> _Aim of the task_:
Gather all lines in the entries that include the word "JSON".

> _Recorded data_:
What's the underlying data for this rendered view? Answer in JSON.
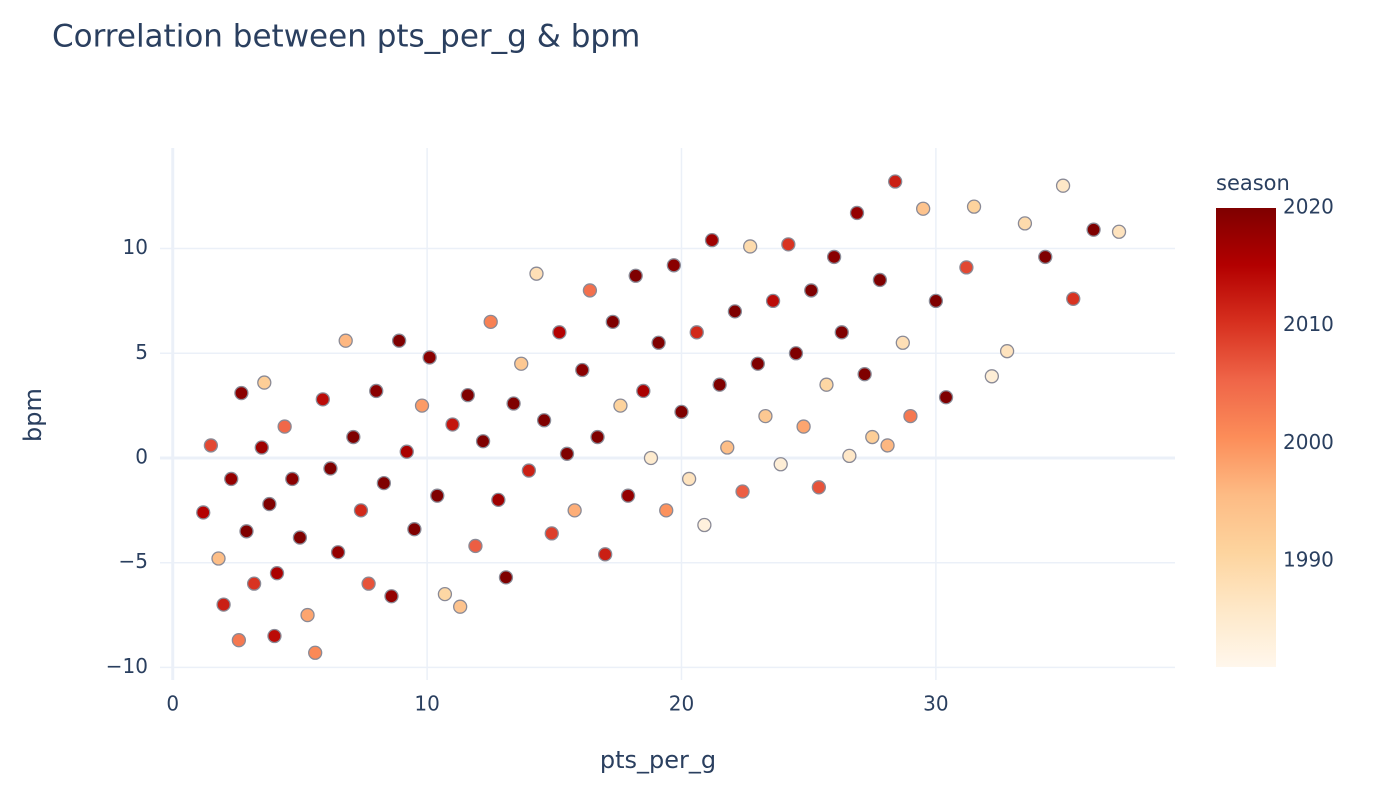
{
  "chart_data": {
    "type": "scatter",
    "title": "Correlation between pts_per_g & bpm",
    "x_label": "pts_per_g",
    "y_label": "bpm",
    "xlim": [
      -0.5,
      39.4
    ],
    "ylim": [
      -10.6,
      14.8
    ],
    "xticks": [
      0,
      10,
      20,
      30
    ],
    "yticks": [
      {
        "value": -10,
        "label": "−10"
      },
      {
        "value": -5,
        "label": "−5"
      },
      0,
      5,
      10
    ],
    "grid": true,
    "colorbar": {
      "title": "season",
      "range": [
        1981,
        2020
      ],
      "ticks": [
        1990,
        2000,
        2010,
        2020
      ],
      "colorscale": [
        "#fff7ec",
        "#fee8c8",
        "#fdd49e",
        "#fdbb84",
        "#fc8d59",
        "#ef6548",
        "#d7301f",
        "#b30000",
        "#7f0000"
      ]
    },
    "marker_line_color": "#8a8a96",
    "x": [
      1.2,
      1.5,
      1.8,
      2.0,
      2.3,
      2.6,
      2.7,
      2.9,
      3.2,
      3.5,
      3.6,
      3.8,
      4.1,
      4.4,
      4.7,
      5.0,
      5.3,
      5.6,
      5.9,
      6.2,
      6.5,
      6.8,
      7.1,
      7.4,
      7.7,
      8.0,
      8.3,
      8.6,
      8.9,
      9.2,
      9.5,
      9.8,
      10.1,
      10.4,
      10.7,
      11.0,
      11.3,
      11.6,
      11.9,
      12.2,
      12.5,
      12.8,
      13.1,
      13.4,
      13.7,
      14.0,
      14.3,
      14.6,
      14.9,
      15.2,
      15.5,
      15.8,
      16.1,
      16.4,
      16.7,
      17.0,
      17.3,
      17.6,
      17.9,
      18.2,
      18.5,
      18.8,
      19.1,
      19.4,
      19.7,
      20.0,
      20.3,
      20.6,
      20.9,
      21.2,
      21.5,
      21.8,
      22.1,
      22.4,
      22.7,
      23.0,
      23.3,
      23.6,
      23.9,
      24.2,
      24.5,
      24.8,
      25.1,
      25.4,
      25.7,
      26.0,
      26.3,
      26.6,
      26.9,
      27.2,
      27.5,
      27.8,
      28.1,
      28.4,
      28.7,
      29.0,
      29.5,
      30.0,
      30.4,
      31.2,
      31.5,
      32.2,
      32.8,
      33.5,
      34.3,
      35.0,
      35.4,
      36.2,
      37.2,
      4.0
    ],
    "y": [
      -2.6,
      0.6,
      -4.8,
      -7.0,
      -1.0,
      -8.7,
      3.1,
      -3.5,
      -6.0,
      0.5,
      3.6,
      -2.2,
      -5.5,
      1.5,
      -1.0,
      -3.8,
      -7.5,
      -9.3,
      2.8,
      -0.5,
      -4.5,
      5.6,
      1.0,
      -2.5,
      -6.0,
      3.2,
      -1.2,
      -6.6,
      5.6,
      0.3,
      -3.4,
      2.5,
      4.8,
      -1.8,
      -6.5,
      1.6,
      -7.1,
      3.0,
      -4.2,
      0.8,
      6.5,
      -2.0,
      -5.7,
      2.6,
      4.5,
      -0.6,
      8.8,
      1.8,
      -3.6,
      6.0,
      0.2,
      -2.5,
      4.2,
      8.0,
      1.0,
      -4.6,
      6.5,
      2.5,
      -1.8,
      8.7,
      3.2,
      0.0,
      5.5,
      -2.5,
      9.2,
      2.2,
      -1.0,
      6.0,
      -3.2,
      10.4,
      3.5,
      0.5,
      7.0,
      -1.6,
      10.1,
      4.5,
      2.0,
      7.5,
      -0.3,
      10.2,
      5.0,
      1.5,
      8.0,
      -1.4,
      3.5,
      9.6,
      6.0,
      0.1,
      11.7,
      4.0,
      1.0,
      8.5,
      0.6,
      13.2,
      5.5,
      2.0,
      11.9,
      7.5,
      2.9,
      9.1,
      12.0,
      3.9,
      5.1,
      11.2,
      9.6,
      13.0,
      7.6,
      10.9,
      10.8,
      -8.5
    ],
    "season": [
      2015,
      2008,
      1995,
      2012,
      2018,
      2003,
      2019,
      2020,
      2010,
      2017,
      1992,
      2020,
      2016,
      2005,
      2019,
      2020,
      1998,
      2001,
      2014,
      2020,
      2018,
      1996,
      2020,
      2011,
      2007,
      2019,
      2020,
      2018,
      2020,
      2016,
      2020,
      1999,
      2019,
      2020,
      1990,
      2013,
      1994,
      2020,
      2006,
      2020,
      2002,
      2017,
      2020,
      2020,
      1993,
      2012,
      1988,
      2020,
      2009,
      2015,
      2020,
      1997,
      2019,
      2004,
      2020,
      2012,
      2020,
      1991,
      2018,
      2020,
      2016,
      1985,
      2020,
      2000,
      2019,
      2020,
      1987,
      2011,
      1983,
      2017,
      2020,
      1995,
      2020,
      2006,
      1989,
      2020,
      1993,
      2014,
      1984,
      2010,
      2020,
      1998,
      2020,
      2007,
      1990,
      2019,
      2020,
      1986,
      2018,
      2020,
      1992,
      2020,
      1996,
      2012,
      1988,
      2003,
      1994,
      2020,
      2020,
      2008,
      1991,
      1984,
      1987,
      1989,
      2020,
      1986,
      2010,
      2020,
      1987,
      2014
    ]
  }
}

---

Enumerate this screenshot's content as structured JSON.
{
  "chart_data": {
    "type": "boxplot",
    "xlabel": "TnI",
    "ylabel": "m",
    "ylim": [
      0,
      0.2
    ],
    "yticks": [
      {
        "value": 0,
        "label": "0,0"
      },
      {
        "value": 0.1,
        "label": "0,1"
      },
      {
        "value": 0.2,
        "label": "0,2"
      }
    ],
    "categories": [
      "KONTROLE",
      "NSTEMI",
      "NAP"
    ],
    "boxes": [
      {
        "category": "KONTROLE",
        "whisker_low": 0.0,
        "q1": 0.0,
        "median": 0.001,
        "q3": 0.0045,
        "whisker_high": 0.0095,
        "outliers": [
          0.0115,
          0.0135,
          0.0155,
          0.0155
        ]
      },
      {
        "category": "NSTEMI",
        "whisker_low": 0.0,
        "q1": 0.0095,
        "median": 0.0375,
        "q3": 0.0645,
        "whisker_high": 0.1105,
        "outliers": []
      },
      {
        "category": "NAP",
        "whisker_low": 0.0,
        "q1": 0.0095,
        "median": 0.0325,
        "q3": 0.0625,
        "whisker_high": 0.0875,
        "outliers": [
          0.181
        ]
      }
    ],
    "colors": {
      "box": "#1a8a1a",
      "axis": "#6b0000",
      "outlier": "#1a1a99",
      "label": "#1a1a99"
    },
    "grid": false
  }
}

> _Full answer_:
What's the underlying data for this rendered view? Answer in JSON.
Enumerate this screenshot's content as structured JSON.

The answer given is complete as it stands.